*OBJECTIVE:* Take every line from the listing below that includes "text" and copy it.

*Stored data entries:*
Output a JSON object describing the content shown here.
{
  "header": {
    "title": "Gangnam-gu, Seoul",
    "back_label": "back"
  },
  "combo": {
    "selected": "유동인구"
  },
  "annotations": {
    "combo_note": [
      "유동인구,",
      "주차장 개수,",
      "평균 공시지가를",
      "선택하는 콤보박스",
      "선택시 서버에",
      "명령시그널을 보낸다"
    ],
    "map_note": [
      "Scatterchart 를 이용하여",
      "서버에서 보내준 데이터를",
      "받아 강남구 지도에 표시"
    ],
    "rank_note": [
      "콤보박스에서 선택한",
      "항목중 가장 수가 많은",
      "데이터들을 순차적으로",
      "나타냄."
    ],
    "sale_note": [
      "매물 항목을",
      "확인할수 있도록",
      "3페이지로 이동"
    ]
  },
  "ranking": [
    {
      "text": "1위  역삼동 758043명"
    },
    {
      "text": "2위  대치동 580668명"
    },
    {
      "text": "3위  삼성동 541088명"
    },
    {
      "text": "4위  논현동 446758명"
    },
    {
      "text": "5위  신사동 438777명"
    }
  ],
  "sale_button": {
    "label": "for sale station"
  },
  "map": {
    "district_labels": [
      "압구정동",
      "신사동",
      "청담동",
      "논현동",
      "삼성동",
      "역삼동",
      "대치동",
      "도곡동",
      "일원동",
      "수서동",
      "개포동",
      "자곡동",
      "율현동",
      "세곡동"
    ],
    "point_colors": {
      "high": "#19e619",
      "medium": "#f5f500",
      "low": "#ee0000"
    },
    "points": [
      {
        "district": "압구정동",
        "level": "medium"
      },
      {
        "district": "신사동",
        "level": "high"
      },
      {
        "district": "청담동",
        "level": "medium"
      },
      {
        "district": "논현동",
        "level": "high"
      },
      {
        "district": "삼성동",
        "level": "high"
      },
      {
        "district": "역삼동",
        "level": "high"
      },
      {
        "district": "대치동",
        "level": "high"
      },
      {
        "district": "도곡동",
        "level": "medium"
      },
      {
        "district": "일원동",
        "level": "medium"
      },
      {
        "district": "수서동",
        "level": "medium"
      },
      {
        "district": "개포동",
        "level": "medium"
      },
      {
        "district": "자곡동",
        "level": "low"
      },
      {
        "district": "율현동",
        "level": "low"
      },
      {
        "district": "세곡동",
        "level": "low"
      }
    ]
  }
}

*THE RESPONSE:*
      "text": "1위  역삼동 758043명"
      "text": "2위  대치동 580668명"
      "text": "3위  삼성동 541088명"
      "text": "4위  논현동 446758명"
      "text": "5위  신사동 438777명"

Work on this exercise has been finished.